— BEGIN Provided material —
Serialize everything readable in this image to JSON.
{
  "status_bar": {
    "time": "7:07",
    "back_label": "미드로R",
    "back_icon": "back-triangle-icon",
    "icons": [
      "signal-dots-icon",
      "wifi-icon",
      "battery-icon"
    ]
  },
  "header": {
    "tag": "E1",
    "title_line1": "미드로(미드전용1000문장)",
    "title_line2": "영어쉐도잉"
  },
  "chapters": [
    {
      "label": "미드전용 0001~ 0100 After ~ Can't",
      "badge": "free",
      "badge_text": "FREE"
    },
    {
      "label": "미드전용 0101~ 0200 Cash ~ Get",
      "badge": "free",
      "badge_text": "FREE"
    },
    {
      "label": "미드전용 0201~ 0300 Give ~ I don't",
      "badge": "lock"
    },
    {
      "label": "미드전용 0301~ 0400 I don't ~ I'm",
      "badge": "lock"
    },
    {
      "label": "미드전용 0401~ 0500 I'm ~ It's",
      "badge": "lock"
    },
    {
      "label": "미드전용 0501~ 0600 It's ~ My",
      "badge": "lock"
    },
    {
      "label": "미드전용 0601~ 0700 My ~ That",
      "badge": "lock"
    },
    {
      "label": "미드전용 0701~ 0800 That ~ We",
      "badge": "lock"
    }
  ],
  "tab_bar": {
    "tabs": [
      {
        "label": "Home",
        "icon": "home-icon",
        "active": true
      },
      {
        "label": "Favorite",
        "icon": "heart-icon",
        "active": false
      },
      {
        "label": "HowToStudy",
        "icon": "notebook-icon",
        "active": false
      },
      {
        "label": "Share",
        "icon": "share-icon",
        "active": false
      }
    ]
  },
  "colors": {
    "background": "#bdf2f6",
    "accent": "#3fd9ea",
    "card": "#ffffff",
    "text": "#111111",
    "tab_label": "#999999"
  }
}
— END Provided material —
● **Exercise directions**:
Extract all of the data above without altering anything.

● **Expected output**:
Serialize everything readable in this image to JSON.
{
  "status_bar": {
    "time": "7:07",
    "back_label": "미드로R",
    "back_icon": "back-triangle-icon",
    "icons": [
      "signal-dots-icon",
      "wifi-icon",
      "battery-icon"
    ]
  },
  "header": {
    "tag": "E1",
    "title_line1": "미드로(미드전용1000문장)",
    "title_line2": "영어쉐도잉"
  },
  "chapters": [
    {
      "label": "미드전용 0001~ 0100 After ~ Can't",
      "badge": "free",
      "badge_text": "FREE"
    },
    {
      "label": "미드전용 0101~ 0200 Cash ~ Get",
      "badge": "free",
      "badge_text": "FREE"
    },
    {
      "label": "미드전용 0201~ 0300 Give ~ I don't",
      "badge": "lock"
    },
    {
      "label": "미드전용 0301~ 0400 I don't ~ I'm",
      "badge": "lock"
    },
    {
      "label": "미드전용 0401~ 0500 I'm ~ It's",
      "badge": "lock"
    },
    {
      "label": "미드전용 0501~ 0600 It's ~ My",
      "badge": "lock"
    },
    {
      "label": "미드전용 0601~ 0700 My ~ That",
      "badge": "lock"
    },
    {
      "label": "미드전용 0701~ 0800 That ~ We",
      "badge": "lock"
    }
  ],
  "tab_bar": {
    "tabs": [
      {
        "label": "Home",
        "icon": "home-icon",
        "active": true
      },
      {
        "label": "Favorite",
        "icon": "heart-icon",
        "active": false
      },
      {
        "label": "HowToStudy",
        "icon": "notebook-icon",
        "active": false
      },
      {
        "label": "Share",
        "icon": "share-icon",
        "active": false
      }
    ]
  },
  "colors": {
    "background": "#bdf2f6",
    "accent": "#3fd9ea",
    "card": "#ffffff",
    "text": "#111111",
    "tab_label": "#999999"
  }
}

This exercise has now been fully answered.